[Begin Material for this task]

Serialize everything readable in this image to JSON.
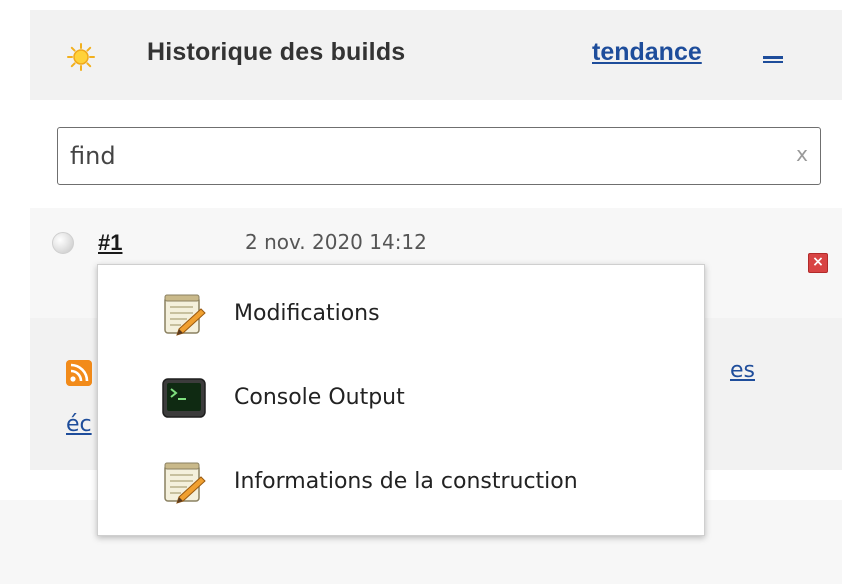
{
  "panel": {
    "title": "Historique des builds",
    "trend_label": "tendance"
  },
  "search": {
    "value": "find",
    "clear_label": "x"
  },
  "builds": [
    {
      "number": "#1",
      "date": "2 nov. 2020 14:12",
      "status": "not-built"
    }
  ],
  "feeds": {
    "link1_visible": "es",
    "link2_visible": "éc"
  },
  "context_menu": {
    "items": [
      {
        "label": "Modifications",
        "icon": "notepad-pencil-icon"
      },
      {
        "label": "Console Output",
        "icon": "terminal-icon"
      },
      {
        "label": "Informations de la construction",
        "icon": "notepad-pencil-icon"
      }
    ]
  },
  "colors": {
    "link": "#1e4d9b",
    "panel_bg": "#f2f2f2",
    "rss": "#f28b1a",
    "delete": "#d84444"
  }
}
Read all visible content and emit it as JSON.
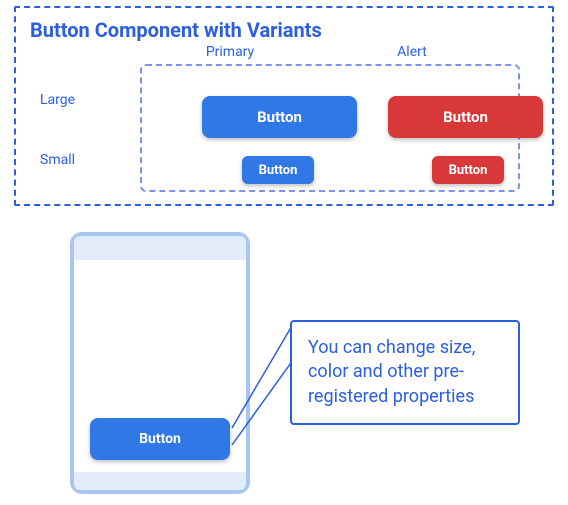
{
  "title": "Button Component with Variants",
  "columns": {
    "primary": "Primary",
    "alert": "Alert"
  },
  "rows": {
    "large": "Large",
    "small": "Small"
  },
  "button_label": "Button",
  "phone_button_label": "Button",
  "callout_text": "You can change size, color and other pre-registered properties"
}
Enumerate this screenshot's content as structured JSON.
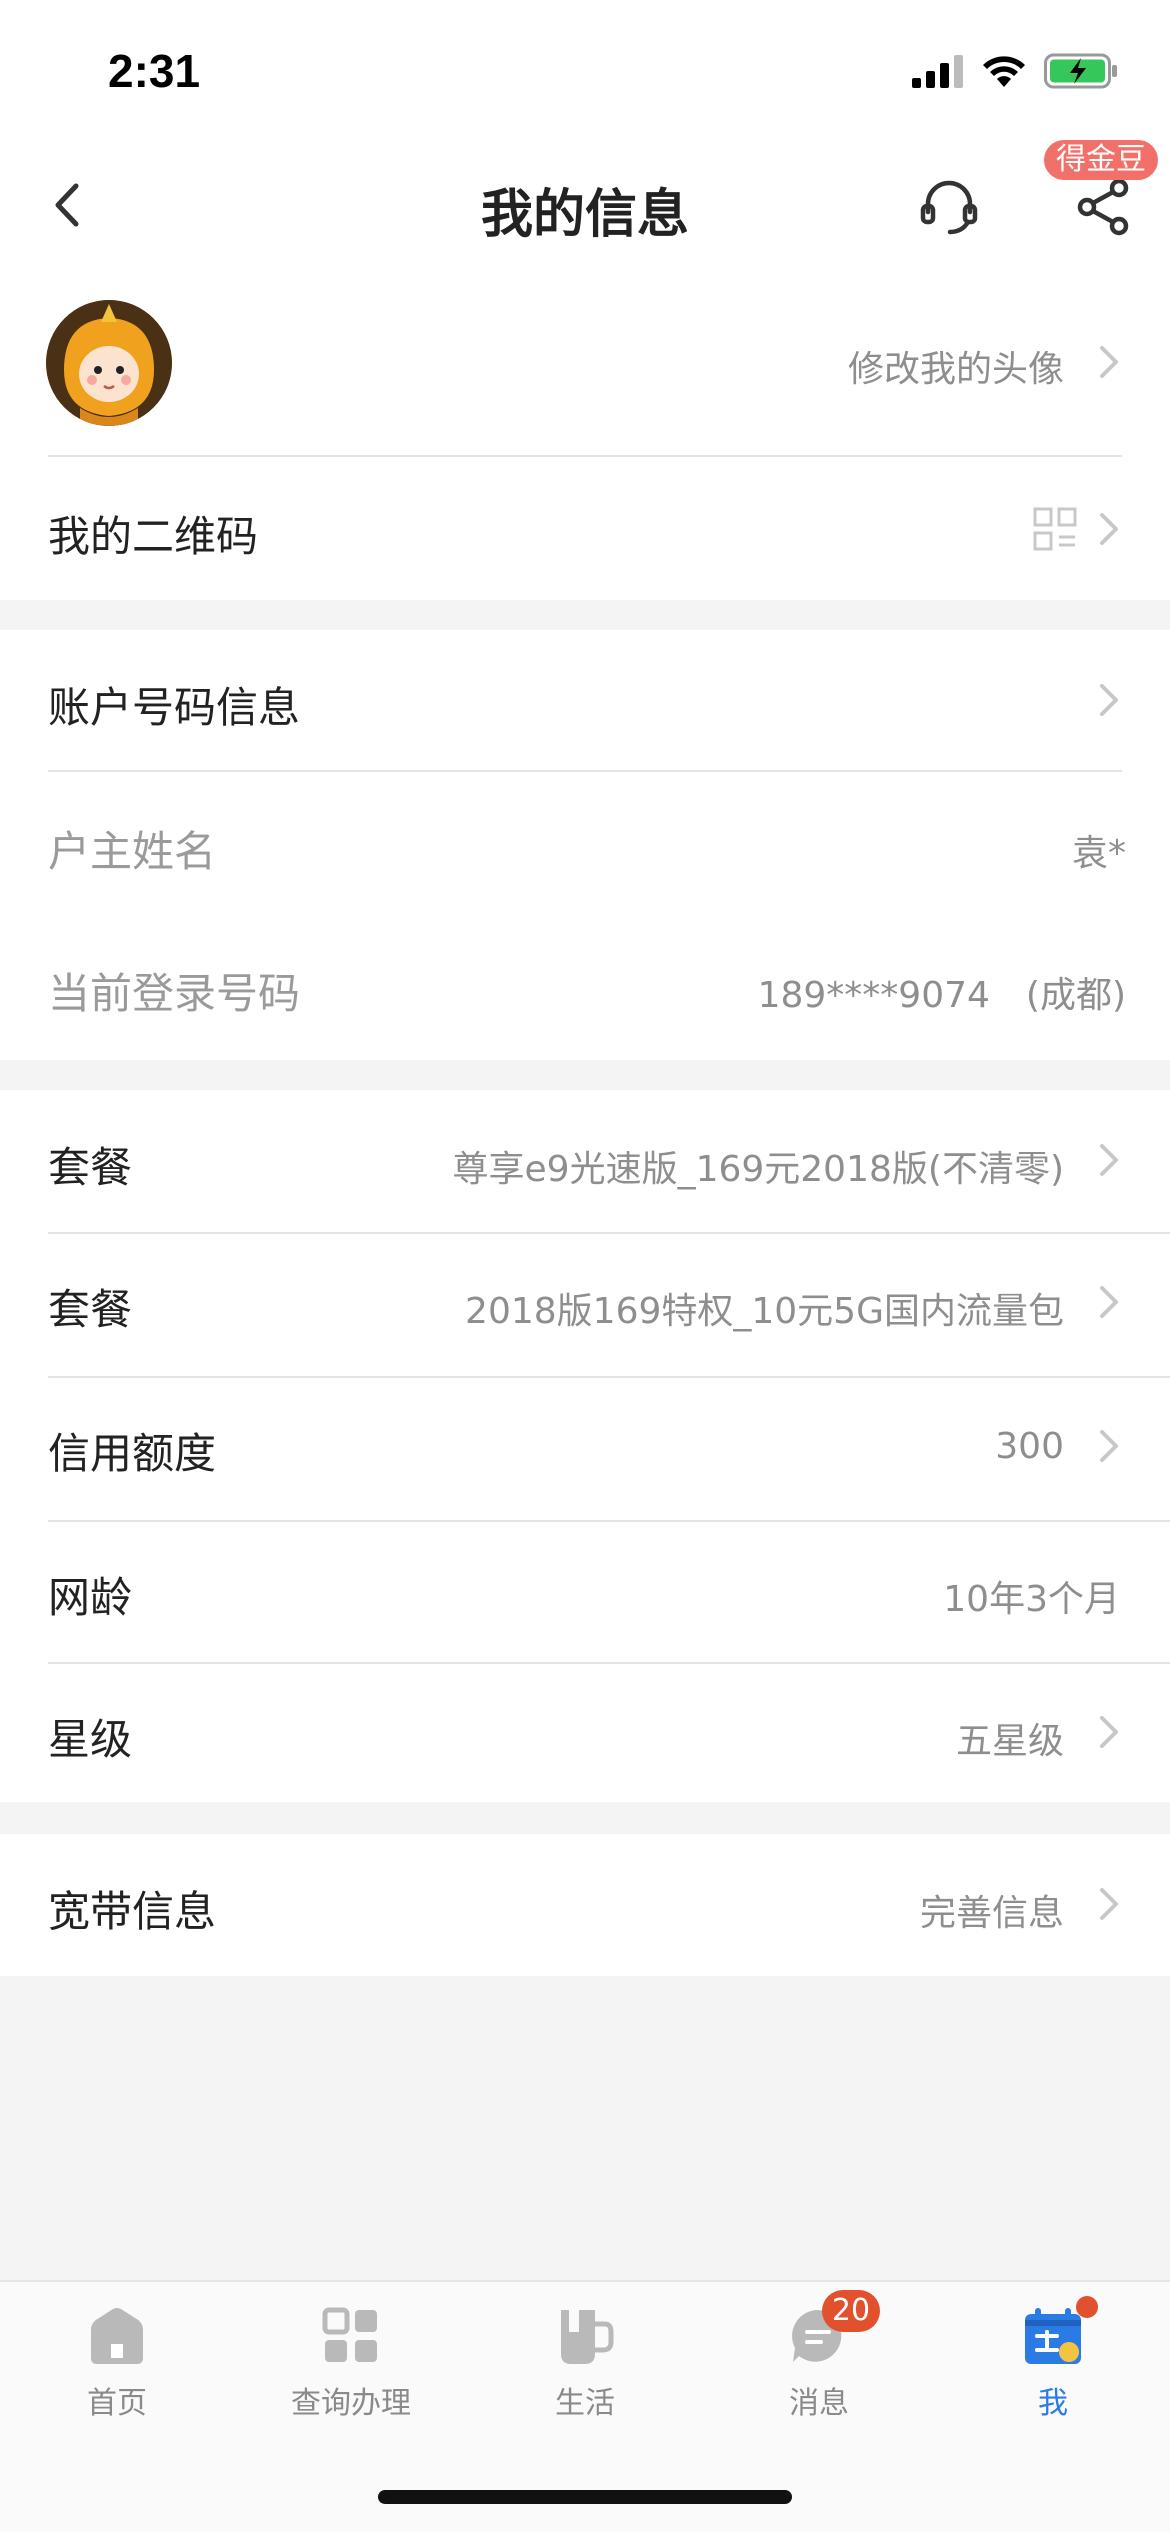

[End Material for this task]

• **Task requirements**
Pictures in the records should not appear in your copy, but everything else must be transcribed exactly.

• **Solution below**
Serialize everything readable in this image to JSON.
{
  "panel": {
    "title": "Historique des builds",
    "trend_label": "tendance"
  },
  "search": {
    "value": "find",
    "clear_label": "x"
  },
  "builds": [
    {
      "number": "#1",
      "date": "2 nov. 2020 14:12",
      "status": "not-built"
    }
  ],
  "feeds": {
    "link1_visible": "es",
    "link2_visible": "éc"
  },
  "context_menu": {
    "items": [
      {
        "label": "Modifications",
        "icon": "notepad-pencil-icon"
      },
      {
        "label": "Console Output",
        "icon": "terminal-icon"
      },
      {
        "label": "Informations de la construction",
        "icon": "notepad-pencil-icon"
      }
    ]
  },
  "colors": {
    "link": "#1e4d9b",
    "panel_bg": "#f2f2f2",
    "rss": "#f28b1a",
    "delete": "#d84444"
  }
}
Read all visible content and emit it as JSON.
{
  "title": "Button Component with Variants",
  "columns": {
    "primary": "Primary",
    "alert": "Alert"
  },
  "rows": {
    "large": "Large",
    "small": "Small"
  },
  "button_label": "Button",
  "phone_button_label": "Button",
  "callout_text": "You can change size, color and other pre-registered properties"
}
Enumerate this screenshot's content as structured JSON.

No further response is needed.